┏━━

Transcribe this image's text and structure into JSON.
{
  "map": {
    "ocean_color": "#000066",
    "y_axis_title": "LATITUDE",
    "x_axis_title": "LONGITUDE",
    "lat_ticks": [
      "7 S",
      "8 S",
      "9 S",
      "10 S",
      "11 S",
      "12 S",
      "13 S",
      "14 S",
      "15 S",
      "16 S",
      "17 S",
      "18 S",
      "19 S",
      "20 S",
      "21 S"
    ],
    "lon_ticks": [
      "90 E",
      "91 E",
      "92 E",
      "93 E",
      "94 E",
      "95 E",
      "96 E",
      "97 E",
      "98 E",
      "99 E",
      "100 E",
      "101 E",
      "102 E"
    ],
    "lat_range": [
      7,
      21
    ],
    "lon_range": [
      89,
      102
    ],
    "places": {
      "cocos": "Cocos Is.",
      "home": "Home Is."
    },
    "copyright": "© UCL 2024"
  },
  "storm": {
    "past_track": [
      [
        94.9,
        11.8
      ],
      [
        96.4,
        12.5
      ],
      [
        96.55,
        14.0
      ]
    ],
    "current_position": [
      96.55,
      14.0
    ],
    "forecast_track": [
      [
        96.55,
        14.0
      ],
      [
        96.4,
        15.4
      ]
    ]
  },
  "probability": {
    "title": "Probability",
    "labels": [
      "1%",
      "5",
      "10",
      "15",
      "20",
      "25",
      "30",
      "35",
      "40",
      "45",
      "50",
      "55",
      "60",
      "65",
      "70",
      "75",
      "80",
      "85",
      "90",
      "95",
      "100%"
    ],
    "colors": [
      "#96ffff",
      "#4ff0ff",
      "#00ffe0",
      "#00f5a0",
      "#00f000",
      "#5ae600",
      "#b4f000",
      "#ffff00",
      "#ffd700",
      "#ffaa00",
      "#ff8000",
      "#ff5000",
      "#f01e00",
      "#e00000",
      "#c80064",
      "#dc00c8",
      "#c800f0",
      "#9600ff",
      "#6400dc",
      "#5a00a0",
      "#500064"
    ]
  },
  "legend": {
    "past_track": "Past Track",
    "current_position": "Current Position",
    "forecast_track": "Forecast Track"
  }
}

┗━━

Copy out the whole listing exactly; please set it all down.

Transcribe this image's text and structure into JSON.
{
  "map": {
    "ocean_color": "#000066",
    "y_axis_title": "LATITUDE",
    "x_axis_title": "LONGITUDE",
    "lat_ticks": [
      "7 S",
      "8 S",
      "9 S",
      "10 S",
      "11 S",
      "12 S",
      "13 S",
      "14 S",
      "15 S",
      "16 S",
      "17 S",
      "18 S",
      "19 S",
      "20 S",
      "21 S"
    ],
    "lon_ticks": [
      "90 E",
      "91 E",
      "92 E",
      "93 E",
      "94 E",
      "95 E",
      "96 E",
      "97 E",
      "98 E",
      "99 E",
      "100 E",
      "101 E",
      "102 E"
    ],
    "lat_range": [
      7,
      21
    ],
    "lon_range": [
      89,
      102
    ],
    "places": {
      "cocos": "Cocos Is.",
      "home": "Home Is."
    },
    "copyright": "© UCL 2024"
  },
  "storm": {
    "past_track": [
      [
        94.9,
        11.8
      ],
      [
        96.4,
        12.5
      ],
      [
        96.55,
        14.0
      ]
    ],
    "current_position": [
      96.55,
      14.0
    ],
    "forecast_track": [
      [
        96.55,
        14.0
      ],
      [
        96.4,
        15.4
      ]
    ]
  },
  "probability": {
    "title": "Probability",
    "labels": [
      "1%",
      "5",
      "10",
      "15",
      "20",
      "25",
      "30",
      "35",
      "40",
      "45",
      "50",
      "55",
      "60",
      "65",
      "70",
      "75",
      "80",
      "85",
      "90",
      "95",
      "100%"
    ],
    "colors": [
      "#96ffff",
      "#4ff0ff",
      "#00ffe0",
      "#00f5a0",
      "#00f000",
      "#5ae600",
      "#b4f000",
      "#ffff00",
      "#ffd700",
      "#ffaa00",
      "#ff8000",
      "#ff5000",
      "#f01e00",
      "#e00000",
      "#c80064",
      "#dc00c8",
      "#c800f0",
      "#9600ff",
      "#6400dc",
      "#5a00a0",
      "#500064"
    ]
  },
  "legend": {
    "past_track": "Past Track",
    "current_position": "Current Position",
    "forecast_track": "Forecast Track"
  }
}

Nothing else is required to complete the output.